Data excerpts:
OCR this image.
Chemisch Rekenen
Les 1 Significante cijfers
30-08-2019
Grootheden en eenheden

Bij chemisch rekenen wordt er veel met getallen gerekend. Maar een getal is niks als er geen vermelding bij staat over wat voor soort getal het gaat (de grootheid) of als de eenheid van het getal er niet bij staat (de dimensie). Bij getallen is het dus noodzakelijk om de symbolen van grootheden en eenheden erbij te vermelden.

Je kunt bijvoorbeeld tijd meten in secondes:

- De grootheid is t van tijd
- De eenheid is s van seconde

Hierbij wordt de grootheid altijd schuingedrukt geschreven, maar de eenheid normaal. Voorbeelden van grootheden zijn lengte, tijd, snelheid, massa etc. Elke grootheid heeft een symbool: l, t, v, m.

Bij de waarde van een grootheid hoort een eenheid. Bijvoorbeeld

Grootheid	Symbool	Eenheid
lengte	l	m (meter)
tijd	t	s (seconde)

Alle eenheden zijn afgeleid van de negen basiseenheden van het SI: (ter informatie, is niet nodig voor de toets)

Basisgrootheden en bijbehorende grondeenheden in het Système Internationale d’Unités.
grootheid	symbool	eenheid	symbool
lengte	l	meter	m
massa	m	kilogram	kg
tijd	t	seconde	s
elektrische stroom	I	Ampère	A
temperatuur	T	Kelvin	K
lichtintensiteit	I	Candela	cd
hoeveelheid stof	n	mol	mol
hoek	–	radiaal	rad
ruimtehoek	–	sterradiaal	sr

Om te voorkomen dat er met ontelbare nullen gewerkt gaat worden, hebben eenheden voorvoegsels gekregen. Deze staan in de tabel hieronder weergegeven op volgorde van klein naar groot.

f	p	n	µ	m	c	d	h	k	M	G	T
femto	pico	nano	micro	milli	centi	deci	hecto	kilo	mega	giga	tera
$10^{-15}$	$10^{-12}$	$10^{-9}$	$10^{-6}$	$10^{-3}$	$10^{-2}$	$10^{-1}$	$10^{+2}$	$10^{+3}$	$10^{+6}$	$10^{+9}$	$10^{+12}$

**STATED EXERCISE**
Copy out each line of the data where the string "tijd" appears.

**WRITTEN SOLUTION**
Je kunt bijvoorbeeld tijd meten in secondes:
- De grootheid is t van tijd
Hierbij wordt de grootheid altijd schuingedrukt geschreven, maar de eenheid normaal. Voorbeelden van grootheden zijn lengte, tijd, snelheid, massa etc. Elke grootheid heeft een symbool: l, t, v, m.
tijd	t	s (seconde)
tijd	t	seconde	s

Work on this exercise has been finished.